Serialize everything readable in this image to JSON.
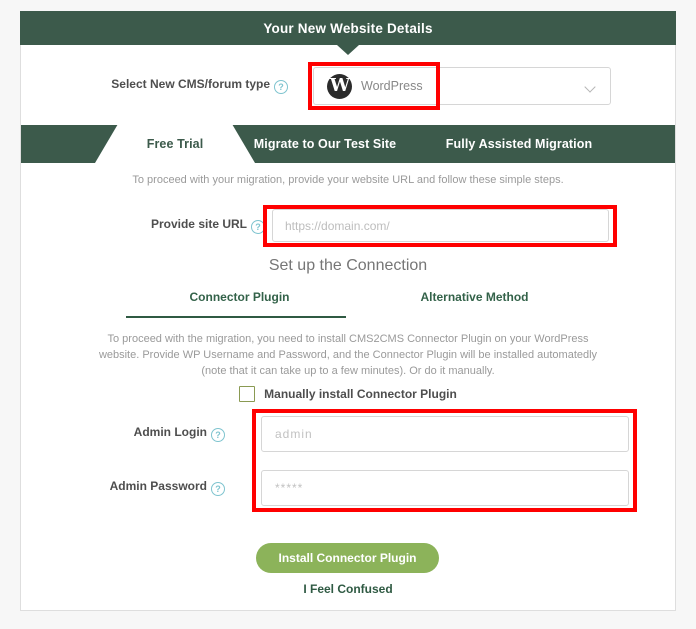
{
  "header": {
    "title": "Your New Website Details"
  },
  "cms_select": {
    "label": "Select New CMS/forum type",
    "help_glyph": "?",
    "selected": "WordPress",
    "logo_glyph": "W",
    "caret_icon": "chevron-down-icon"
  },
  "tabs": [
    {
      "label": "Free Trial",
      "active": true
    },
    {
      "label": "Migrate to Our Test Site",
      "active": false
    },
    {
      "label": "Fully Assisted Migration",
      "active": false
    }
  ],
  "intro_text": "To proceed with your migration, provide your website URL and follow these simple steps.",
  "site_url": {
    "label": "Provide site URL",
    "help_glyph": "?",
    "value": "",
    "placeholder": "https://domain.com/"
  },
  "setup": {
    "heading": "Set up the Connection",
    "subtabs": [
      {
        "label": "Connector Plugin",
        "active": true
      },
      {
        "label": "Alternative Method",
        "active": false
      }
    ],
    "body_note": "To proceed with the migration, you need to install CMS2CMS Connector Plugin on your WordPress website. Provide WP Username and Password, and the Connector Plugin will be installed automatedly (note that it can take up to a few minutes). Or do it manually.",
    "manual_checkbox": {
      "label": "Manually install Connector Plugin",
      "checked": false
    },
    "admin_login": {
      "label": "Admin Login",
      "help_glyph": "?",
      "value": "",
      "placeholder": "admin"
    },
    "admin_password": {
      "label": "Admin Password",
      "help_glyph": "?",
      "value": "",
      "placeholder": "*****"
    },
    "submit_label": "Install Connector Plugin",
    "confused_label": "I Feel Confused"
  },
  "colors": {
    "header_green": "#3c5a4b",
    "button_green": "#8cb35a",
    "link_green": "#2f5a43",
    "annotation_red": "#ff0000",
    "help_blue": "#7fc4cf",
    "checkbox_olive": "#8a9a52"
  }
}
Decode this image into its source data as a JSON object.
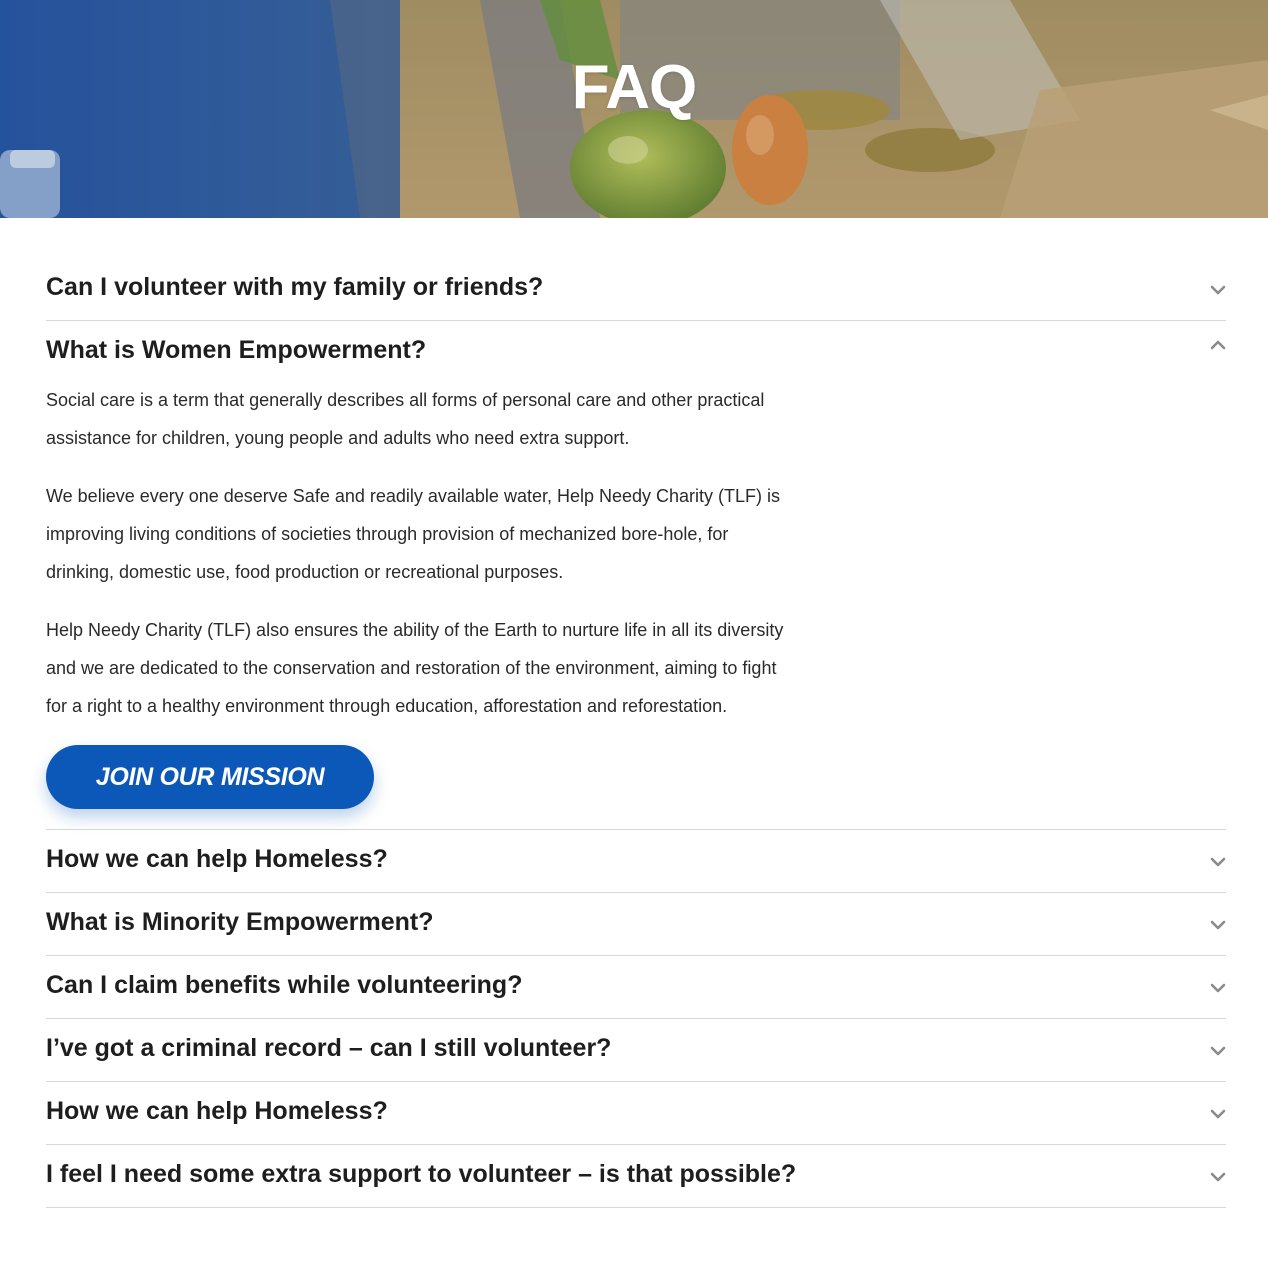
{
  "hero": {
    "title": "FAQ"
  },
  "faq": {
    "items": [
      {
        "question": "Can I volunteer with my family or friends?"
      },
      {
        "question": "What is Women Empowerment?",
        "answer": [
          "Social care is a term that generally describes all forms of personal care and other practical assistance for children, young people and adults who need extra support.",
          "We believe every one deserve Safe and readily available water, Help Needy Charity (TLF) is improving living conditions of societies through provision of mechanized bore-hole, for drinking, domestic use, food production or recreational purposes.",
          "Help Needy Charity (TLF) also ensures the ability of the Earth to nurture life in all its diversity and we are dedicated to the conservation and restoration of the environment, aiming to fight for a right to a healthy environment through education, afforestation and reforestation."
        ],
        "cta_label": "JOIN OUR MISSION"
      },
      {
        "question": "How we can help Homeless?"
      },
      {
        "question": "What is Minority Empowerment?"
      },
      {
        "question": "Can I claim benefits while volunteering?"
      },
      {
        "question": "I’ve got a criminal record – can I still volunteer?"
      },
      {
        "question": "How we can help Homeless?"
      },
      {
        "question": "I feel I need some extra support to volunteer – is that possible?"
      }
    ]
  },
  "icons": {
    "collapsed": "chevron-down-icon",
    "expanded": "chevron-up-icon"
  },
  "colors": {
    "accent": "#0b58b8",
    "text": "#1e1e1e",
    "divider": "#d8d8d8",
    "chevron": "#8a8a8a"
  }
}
◇ ◇ ◇ ◇ ◇ ◇ ◇
**WHAT IS ASKED**: Retype the whole listing exactly and leave the pictures out.

**EXPECTED ANSWER**:
Serialize everything readable in this image to JSON.
{
  "header": {
    "title": "Your New Website Details"
  },
  "cms_select": {
    "label": "Select New CMS/forum type",
    "help_glyph": "?",
    "selected": "WordPress",
    "logo_glyph": "W",
    "caret_icon": "chevron-down-icon"
  },
  "tabs": [
    {
      "label": "Free Trial",
      "active": true
    },
    {
      "label": "Migrate to Our Test Site",
      "active": false
    },
    {
      "label": "Fully Assisted Migration",
      "active": false
    }
  ],
  "intro_text": "To proceed with your migration, provide your website URL and follow these simple steps.",
  "site_url": {
    "label": "Provide site URL",
    "help_glyph": "?",
    "value": "",
    "placeholder": "https://domain.com/"
  },
  "setup": {
    "heading": "Set up the Connection",
    "subtabs": [
      {
        "label": "Connector Plugin",
        "active": true
      },
      {
        "label": "Alternative Method",
        "active": false
      }
    ],
    "body_note": "To proceed with the migration, you need to install CMS2CMS Connector Plugin on your WordPress website. Provide WP Username and Password, and the Connector Plugin will be installed automatedly (note that it can take up to a few minutes). Or do it manually.",
    "manual_checkbox": {
      "label": "Manually install Connector Plugin",
      "checked": false
    },
    "admin_login": {
      "label": "Admin Login",
      "help_glyph": "?",
      "value": "",
      "placeholder": "admin"
    },
    "admin_password": {
      "label": "Admin Password",
      "help_glyph": "?",
      "value": "",
      "placeholder": "*****"
    },
    "submit_label": "Install Connector Plugin",
    "confused_label": "I Feel Confused"
  },
  "colors": {
    "header_green": "#3c5a4b",
    "button_green": "#8cb35a",
    "link_green": "#2f5a43",
    "annotation_red": "#ff0000",
    "help_blue": "#7fc4cf",
    "checkbox_olive": "#8a9a52"
  }
}
Decode this image into its source data as a JSON object.
{
  "hero": {
    "title": "FAQ"
  },
  "faq": {
    "items": [
      {
        "question": "Can I volunteer with my family or friends?"
      },
      {
        "question": "What is Women Empowerment?",
        "answer": [
          "Social care is a term that generally describes all forms of personal care and other practical assistance for children, young people and adults who need extra support.",
          "We believe every one deserve Safe and readily available water, Help Needy Charity (TLF) is improving living conditions of societies through provision of mechanized bore-hole, for drinking, domestic use, food production or recreational purposes.",
          "Help Needy Charity (TLF) also ensures the ability of the Earth to nurture life in all its diversity and we are dedicated to the conservation and restoration of the environment, aiming to fight for a right to a healthy environment through education, afforestation and reforestation."
        ],
        "cta_label": "JOIN OUR MISSION"
      },
      {
        "question": "How we can help Homeless?"
      },
      {
        "question": "What is Minority Empowerment?"
      },
      {
        "question": "Can I claim benefits while volunteering?"
      },
      {
        "question": "I’ve got a criminal record – can I still volunteer?"
      },
      {
        "question": "How we can help Homeless?"
      },
      {
        "question": "I feel I need some extra support to volunteer – is that possible?"
      }
    ]
  },
  "icons": {
    "collapsed": "chevron-down-icon",
    "expanded": "chevron-up-icon"
  },
  "colors": {
    "accent": "#0b58b8",
    "text": "#1e1e1e",
    "divider": "#d8d8d8",
    "chevron": "#8a8a8a"
  }
}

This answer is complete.